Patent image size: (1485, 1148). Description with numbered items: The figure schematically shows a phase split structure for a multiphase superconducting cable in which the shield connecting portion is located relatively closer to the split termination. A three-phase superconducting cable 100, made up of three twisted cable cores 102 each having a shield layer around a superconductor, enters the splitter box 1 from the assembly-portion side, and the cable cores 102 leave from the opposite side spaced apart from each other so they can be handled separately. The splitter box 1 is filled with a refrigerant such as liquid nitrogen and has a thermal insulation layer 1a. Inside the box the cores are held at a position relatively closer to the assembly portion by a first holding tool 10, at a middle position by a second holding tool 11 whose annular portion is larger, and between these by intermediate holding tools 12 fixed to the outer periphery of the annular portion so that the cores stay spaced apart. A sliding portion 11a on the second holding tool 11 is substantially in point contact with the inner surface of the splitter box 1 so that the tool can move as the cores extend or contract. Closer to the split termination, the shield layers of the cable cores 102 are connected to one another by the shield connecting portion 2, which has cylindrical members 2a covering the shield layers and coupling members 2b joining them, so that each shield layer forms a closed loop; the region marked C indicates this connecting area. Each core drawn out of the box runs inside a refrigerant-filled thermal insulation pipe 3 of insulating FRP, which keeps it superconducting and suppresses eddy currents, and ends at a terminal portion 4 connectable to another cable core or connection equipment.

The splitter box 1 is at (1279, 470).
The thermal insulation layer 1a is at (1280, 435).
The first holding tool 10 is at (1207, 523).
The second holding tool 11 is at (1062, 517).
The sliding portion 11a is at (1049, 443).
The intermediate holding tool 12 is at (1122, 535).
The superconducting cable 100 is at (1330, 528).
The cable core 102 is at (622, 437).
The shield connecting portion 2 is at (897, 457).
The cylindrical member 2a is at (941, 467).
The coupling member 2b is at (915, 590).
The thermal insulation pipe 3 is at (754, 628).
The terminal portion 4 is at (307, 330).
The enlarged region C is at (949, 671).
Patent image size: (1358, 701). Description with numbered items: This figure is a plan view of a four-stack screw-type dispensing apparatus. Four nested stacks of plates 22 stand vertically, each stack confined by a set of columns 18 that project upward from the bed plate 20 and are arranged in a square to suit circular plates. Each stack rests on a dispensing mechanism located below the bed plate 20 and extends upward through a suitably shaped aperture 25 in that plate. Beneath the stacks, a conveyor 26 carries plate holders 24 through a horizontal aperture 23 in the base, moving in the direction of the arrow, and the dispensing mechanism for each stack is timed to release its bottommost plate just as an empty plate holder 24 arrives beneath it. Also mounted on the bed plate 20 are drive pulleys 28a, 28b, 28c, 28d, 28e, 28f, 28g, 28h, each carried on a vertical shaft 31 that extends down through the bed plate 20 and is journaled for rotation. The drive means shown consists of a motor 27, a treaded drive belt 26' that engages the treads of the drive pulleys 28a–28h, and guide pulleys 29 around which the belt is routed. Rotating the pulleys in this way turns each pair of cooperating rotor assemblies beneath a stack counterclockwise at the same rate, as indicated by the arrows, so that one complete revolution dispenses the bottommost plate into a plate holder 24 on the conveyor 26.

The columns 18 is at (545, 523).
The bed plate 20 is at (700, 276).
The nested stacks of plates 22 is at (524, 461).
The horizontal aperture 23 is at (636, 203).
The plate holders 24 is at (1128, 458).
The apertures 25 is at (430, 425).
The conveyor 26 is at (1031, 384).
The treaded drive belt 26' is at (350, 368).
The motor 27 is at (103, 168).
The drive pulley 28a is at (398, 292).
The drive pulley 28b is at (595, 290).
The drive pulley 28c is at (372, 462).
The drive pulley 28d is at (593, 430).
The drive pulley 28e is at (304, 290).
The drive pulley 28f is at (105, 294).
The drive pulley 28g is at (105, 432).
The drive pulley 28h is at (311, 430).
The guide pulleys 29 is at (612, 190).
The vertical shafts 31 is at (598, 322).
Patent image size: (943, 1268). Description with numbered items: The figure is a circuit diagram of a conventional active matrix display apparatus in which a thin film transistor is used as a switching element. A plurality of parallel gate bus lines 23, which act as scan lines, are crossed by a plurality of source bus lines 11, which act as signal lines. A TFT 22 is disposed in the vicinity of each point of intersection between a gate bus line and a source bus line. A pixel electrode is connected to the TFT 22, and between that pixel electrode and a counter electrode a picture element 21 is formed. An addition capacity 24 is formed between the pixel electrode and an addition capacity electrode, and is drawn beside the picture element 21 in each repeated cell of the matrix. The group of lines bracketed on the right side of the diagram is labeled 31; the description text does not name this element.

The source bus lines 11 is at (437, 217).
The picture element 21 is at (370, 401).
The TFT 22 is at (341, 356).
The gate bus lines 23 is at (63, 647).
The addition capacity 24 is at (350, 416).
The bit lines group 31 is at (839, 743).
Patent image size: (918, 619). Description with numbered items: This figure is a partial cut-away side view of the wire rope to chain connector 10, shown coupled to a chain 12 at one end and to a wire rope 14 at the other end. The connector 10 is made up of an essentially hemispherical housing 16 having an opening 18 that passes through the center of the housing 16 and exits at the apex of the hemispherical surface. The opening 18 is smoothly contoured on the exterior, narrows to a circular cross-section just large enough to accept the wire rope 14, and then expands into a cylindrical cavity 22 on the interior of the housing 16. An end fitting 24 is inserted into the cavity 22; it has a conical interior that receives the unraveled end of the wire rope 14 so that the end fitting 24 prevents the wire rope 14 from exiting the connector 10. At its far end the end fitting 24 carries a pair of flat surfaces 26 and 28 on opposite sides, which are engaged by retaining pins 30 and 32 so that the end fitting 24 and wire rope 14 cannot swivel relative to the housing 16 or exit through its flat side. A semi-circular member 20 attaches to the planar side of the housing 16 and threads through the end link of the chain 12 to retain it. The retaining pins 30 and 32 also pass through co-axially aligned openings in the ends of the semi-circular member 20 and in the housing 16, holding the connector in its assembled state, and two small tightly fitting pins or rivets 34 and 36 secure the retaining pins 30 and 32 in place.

_Objective:_ Copy every line of the records above, word for word and in the same order.

_Reply:_
Patent image size: (1485, 1148). Description with numbered items: The figure schematically shows a phase split structure for a multiphase superconducting cable in which the shield connecting portion is located relatively closer to the split termination. A three-phase superconducting cable 100, made up of three twisted cable cores 102 each having a shield layer around a superconductor, enters the splitter box 1 from the assembly-portion side, and the cable cores 102 leave from the opposite side spaced apart from each other so they can be handled separately. The splitter box 1 is filled with a refrigerant such as liquid nitrogen and has a thermal insulation layer 1a. Inside the box the cores are held at a position relatively closer to the assembly portion by a first holding tool 10, at a middle position by a second holding tool 11 whose annular portion is larger, and between these by intermediate holding tools 12 fixed to the outer periphery of the annular portion so that the cores stay spaced apart. A sliding portion 11a on the second holding tool 11 is substantially in point contact with the inner surface of the splitter box 1 so that the tool can move as the cores extend or contract. Closer to the split termination, the shield layers of the cable cores 102 are connected to one another by the shield connecting portion 2, which has cylindrical members 2a covering the shield layers and coupling members 2b joining them, so that each shield layer forms a closed loop; the region marked C indicates this connecting area. Each core drawn out of the box runs inside a refrigerant-filled thermal insulation pipe 3 of insulating FRP, which keeps it superconducting and suppresses eddy currents, and ends at a terminal portion 4 connectable to another cable core or connection equipment.

The splitter box 1 is at (1279, 470).
The thermal insulation layer 1a is at (1280, 435).
The first holding tool 10 is at (1207, 523).
The second holding tool 11 is at (1062, 517).
The sliding portion 11a is at (1049, 443).
The intermediate holding tool 12 is at (1122, 535).
The superconducting cable 100 is at (1330, 528).
The cable core 102 is at (622, 437).
The shield connecting portion 2 is at (897, 457).
The cylindrical member 2a is at (941, 467).
The coupling member 2b is at (915, 590).
The thermal insulation pipe 3 is at (754, 628).
The terminal portion 4 is at (307, 330).
The enlarged region C is at (949, 671).
Patent image size: (1358, 701). Description with numbered items: This figure is a plan view of a four-stack screw-type dispensing apparatus. Four nested stacks of plates 22 stand vertically, each stack confined by a set of columns 18 that project upward from the bed plate 20 and are arranged in a square to suit circular plates. Each stack rests on a dispensing mechanism located below the bed plate 20 and extends upward through a suitably shaped aperture 25 in that plate. Beneath the stacks, a conveyor 26 carries plate holders 24 through a horizontal aperture 23 in the base, moving in the direction of the arrow, and the dispensing mechanism for each stack is timed to release its bottommost plate just as an empty plate holder 24 arrives beneath it. Also mounted on the bed plate 20 are drive pulleys 28a, 28b, 28c, 28d, 28e, 28f, 28g, 28h, each carried on a vertical shaft 31 that extends down through the bed plate 20 and is journaled for rotation. The drive means shown consists of a motor 27, a treaded drive belt 26' that engages the treads of the drive pulleys 28a–28h, and guide pulleys 29 around which the belt is routed. Rotating the pulleys in this way turns each pair of cooperating rotor assemblies beneath a stack counterclockwise at the same rate, as indicated by the arrows, so that one complete revolution dispenses the bottommost plate into a plate holder 24 on the conveyor 26.

The columns 18 is at (545, 523).
The bed plate 20 is at (700, 276).
The nested stacks of plates 22 is at (524, 461).
The horizontal aperture 23 is at (636, 203).
The plate holders 24 is at (1128, 458).
The apertures 25 is at (430, 425).
The conveyor 26 is at (1031, 384).
The treaded drive belt 26' is at (350, 368).
The motor 27 is at (103, 168).
The drive pulley 28a is at (398, 292).
The drive pulley 28b is at (595, 290).
The drive pulley 28c is at (372, 462).
The drive pulley 28d is at (593, 430).
The drive pulley 28e is at (304, 290).
The drive pulley 28f is at (105, 294).
The drive pulley 28g is at (105, 432).
The drive pulley 28h is at (311, 430).
The guide pulleys 29 is at (612, 190).
The vertical shafts 31 is at (598, 322).
Patent image size: (943, 1268). Description with numbered items: The figure is a circuit diagram of a conventional active matrix display apparatus in which a thin film transistor is used as a switching element. A plurality of parallel gate bus lines 23, which act as scan lines, are crossed by a plurality of source bus lines 11, which act as signal lines. A TFT 22 is disposed in the vicinity of each point of intersection between a gate bus line and a source bus line. A pixel electrode is connected to the TFT 22, and between that pixel electrode and a counter electrode a picture element 21 is formed. An addition capacity 24 is formed between the pixel electrode and an addition capacity electrode, and is drawn beside the picture element 21 in each repeated cell of the matrix. The group of lines bracketed on the right side of the diagram is labeled 31; the description text does not name this element.

The source bus lines 11 is at (437, 217).
The picture element 21 is at (370, 401).
The TFT 22 is at (341, 356).
The gate bus lines 23 is at (63, 647).
The addition capacity 24 is at (350, 416).
The bit lines group 31 is at (839, 743).
Patent image size: (918, 619). Description with numbered items: This figure is a partial cut-away side view of the wire rope to chain connector 10, shown coupled to a chain 12 at one end and to a wire rope 14 at the other end. The connector 10 is made up of an essentially hemispherical housing 16 having an opening 18 that passes through the center of the housing 16 and exits at the apex of the hemispherical surface. The opening 18 is smoothly contoured on the exterior, narrows to a circular cross-section just large enough to accept the wire rope 14, and then expands into a cylindrical cavity 22 on the interior of the housing 16. An end fitting 24 is inserted into the cavity 22; it has a conical interior that receives the unraveled end of the wire rope 14 so that the end fitting 24 prevents the wire rope 14 from exiting the connector 10. At its far end the end fitting 24 carries a pair of flat surfaces 26 and 28 on opposite sides, which are engaged by retaining pins 30 and 32 so that the end fitting 24 and wire rope 14 cannot swivel relative to the housing 16 or exit through its flat side. A semi-circular member 20 attaches to the planar side of the housing 16 and threads through the end link of the chain 12 to retain it. The retaining pins 30 and 32 also pass through co-axially aligned openings in the ends of the semi-circular member 20 and in the housing 16, holding the connector in its assembled state, and two small tightly fitting pins or rivets 34 and 36 secure the retaining pins 30 and 32 in place.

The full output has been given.